(Stored data)
* * * * * * *

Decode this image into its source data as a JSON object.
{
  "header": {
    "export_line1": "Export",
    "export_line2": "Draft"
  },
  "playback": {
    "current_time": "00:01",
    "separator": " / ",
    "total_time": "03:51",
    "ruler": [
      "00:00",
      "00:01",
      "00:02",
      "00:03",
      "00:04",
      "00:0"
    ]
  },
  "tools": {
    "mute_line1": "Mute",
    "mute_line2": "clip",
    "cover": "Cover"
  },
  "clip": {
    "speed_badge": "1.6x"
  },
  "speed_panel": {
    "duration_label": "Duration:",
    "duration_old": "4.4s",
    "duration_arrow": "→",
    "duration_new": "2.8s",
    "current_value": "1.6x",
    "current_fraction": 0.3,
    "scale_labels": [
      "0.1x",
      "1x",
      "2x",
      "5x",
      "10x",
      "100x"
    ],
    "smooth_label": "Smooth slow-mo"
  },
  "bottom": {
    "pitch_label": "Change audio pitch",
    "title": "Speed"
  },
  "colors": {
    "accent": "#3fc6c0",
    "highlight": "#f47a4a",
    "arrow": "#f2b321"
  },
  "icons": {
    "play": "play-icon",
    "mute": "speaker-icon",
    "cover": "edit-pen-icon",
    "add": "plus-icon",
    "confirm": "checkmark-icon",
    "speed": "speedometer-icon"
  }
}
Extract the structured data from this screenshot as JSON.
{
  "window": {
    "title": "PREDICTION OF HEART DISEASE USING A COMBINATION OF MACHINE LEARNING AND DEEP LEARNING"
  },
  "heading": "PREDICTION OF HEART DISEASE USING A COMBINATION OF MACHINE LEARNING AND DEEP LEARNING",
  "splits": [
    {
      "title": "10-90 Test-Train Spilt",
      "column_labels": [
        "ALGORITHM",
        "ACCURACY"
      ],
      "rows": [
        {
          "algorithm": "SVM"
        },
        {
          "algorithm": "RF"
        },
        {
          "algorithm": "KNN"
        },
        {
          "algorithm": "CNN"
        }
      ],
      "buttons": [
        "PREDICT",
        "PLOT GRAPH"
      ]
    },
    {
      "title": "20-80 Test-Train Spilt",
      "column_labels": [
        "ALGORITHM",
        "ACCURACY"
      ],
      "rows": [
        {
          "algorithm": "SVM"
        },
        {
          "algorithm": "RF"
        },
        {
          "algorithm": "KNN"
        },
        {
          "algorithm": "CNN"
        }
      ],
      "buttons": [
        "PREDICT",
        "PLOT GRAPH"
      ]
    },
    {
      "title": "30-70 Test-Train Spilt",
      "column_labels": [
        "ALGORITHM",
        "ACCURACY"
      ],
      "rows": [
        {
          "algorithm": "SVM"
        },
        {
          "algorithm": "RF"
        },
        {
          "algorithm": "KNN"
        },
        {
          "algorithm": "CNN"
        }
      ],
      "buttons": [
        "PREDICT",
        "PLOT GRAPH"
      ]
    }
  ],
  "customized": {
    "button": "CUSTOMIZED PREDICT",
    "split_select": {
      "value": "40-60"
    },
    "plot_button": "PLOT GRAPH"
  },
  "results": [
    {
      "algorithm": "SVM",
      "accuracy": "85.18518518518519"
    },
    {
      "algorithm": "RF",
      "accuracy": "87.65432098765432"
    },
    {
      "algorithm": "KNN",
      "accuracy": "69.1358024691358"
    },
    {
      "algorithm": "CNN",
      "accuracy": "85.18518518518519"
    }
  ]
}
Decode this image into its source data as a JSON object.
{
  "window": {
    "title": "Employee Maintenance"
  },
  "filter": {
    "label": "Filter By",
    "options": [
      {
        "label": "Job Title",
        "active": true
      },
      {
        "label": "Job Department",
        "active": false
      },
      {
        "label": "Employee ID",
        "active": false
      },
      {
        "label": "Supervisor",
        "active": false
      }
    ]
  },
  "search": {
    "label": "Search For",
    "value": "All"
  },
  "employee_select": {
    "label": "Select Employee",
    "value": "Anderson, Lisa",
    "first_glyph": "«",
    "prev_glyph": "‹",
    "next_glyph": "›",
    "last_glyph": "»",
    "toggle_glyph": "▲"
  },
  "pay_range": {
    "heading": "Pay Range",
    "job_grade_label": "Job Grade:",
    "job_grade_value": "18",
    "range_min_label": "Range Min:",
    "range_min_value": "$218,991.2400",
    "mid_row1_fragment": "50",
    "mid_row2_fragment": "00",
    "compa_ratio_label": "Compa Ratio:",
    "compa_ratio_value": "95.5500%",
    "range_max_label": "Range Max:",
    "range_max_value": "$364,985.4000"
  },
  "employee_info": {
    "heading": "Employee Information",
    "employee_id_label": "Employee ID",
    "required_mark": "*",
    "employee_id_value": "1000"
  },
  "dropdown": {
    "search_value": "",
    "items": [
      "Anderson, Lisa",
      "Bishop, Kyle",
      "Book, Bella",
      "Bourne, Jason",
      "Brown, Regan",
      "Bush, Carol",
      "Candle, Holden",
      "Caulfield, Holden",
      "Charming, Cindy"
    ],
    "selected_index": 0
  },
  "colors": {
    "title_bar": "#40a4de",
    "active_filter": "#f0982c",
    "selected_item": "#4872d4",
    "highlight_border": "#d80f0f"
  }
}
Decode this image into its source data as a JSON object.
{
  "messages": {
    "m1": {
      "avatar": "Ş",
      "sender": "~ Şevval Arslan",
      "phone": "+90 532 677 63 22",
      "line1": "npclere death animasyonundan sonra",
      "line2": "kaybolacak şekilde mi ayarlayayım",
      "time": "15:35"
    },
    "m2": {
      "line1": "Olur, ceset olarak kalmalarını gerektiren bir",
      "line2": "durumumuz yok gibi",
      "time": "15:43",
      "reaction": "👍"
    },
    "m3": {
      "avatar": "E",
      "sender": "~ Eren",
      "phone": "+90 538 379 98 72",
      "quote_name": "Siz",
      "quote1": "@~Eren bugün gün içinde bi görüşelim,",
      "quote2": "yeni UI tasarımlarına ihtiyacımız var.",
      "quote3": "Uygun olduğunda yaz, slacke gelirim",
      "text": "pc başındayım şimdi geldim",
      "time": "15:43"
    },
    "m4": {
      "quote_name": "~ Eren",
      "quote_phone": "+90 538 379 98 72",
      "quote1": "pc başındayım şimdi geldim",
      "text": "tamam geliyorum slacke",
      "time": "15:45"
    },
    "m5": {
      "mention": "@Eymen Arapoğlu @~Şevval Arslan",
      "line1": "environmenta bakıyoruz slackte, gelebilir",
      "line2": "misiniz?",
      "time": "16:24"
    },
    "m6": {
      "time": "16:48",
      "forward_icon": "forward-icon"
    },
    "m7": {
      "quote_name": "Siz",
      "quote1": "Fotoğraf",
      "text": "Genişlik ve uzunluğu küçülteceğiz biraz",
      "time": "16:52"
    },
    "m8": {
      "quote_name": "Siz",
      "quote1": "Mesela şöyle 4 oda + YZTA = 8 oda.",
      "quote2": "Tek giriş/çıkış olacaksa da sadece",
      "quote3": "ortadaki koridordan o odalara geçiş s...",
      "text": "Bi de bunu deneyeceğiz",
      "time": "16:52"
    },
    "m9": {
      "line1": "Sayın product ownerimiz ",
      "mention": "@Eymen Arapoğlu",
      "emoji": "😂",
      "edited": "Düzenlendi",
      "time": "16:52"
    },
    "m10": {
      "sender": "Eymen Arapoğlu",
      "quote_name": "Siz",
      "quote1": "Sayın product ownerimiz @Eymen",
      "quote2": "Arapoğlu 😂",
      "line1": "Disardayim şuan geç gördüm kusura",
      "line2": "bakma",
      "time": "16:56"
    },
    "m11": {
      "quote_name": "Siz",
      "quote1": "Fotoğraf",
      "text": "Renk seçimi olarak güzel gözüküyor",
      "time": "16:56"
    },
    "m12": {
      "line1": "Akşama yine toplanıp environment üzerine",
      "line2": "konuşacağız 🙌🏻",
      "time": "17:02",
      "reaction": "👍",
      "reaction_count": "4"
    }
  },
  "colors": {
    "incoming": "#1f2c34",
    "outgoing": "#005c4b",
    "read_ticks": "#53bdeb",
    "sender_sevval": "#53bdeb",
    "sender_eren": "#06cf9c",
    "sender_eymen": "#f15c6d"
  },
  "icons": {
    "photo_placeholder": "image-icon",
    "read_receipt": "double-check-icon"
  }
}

* * * * * * *

*Description of the task*. Make a copy of each line that contains the string "Sayın".

*Full response*.
      "line1": "Sayın product ownerimiz ",
      "quote1": "Sayın product ownerimiz @Eymen",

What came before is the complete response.